= Rows =
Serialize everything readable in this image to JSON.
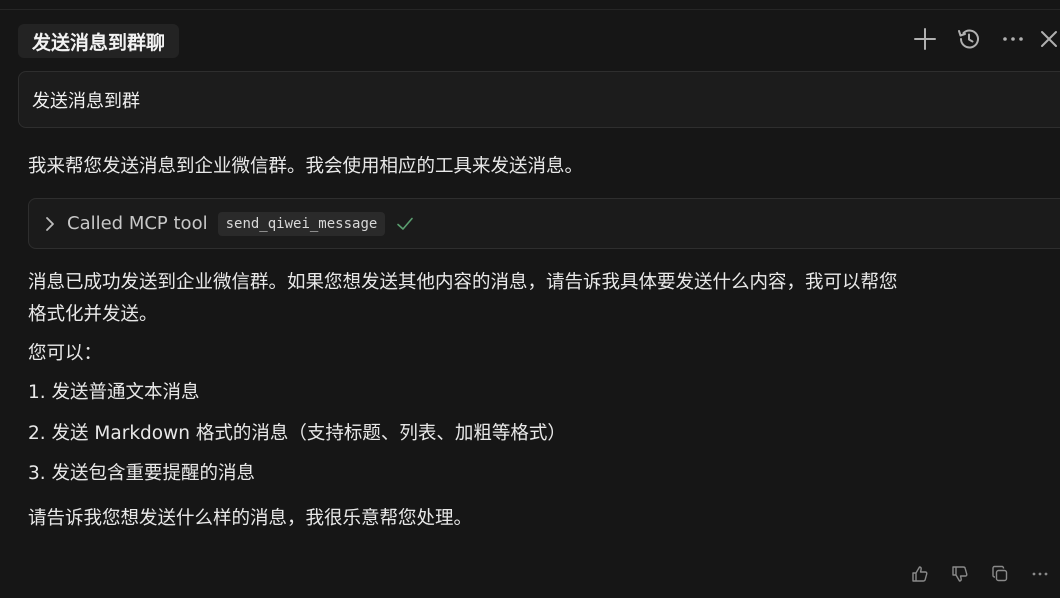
{
  "header": {
    "title": "发送消息到群聊",
    "actions": [
      {
        "icon": "plus-icon",
        "name": "new-chat-button"
      },
      {
        "icon": "history-icon",
        "name": "history-button"
      },
      {
        "icon": "more-icon",
        "name": "more-button"
      },
      {
        "icon": "close-icon",
        "name": "close-button"
      }
    ]
  },
  "user_message": {
    "text": "发送消息到群"
  },
  "assistant": {
    "intro": "我来帮您发送消息到企业微信群。我会使用相应的工具来发送消息。",
    "tool_call": {
      "label": "Called MCP tool",
      "tool_name": "send_qiwei_message",
      "status_icon": "check-icon",
      "status_color": "#5a9e6f"
    },
    "result_line1": "消息已成功发送到企业微信群。如果您想发送其他内容的消息，请告诉我具体要发送什么内容，我可以帮您",
    "result_line2": "格式化并发送。",
    "options_intro": "您可以：",
    "options": [
      "1. 发送普通文本消息",
      "2. 发送 Markdown 格式的消息（支持标题、列表、加粗等格式）",
      "3. 发送包含重要提醒的消息"
    ],
    "closing": "请告诉我您想发送什么样的消息，我很乐意帮您处理。"
  },
  "footer": {
    "actions": [
      "thumbs-up-icon",
      "thumbs-down-icon",
      "copy-icon",
      "more-icon"
    ]
  }
}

= What is asked =
Reproduce the material above verbatim; omit every picture.

= Answer for the task =
Serialize everything readable in this image to JSON.
{
  "header": {
    "title": "发送消息到群聊",
    "actions": [
      {
        "icon": "plus-icon",
        "name": "new-chat-button"
      },
      {
        "icon": "history-icon",
        "name": "history-button"
      },
      {
        "icon": "more-icon",
        "name": "more-button"
      },
      {
        "icon": "close-icon",
        "name": "close-button"
      }
    ]
  },
  "user_message": {
    "text": "发送消息到群"
  },
  "assistant": {
    "intro": "我来帮您发送消息到企业微信群。我会使用相应的工具来发送消息。",
    "tool_call": {
      "label": "Called MCP tool",
      "tool_name": "send_qiwei_message",
      "status_icon": "check-icon",
      "status_color": "#5a9e6f"
    },
    "result_line1": "消息已成功发送到企业微信群。如果您想发送其他内容的消息，请告诉我具体要发送什么内容，我可以帮您",
    "result_line2": "格式化并发送。",
    "options_intro": "您可以：",
    "options": [
      "1. 发送普通文本消息",
      "2. 发送 Markdown 格式的消息（支持标题、列表、加粗等格式）",
      "3. 发送包含重要提醒的消息"
    ],
    "closing": "请告诉我您想发送什么样的消息，我很乐意帮您处理。"
  },
  "footer": {
    "actions": [
      "thumbs-up-icon",
      "thumbs-down-icon",
      "copy-icon",
      "more-icon"
    ]
  }
}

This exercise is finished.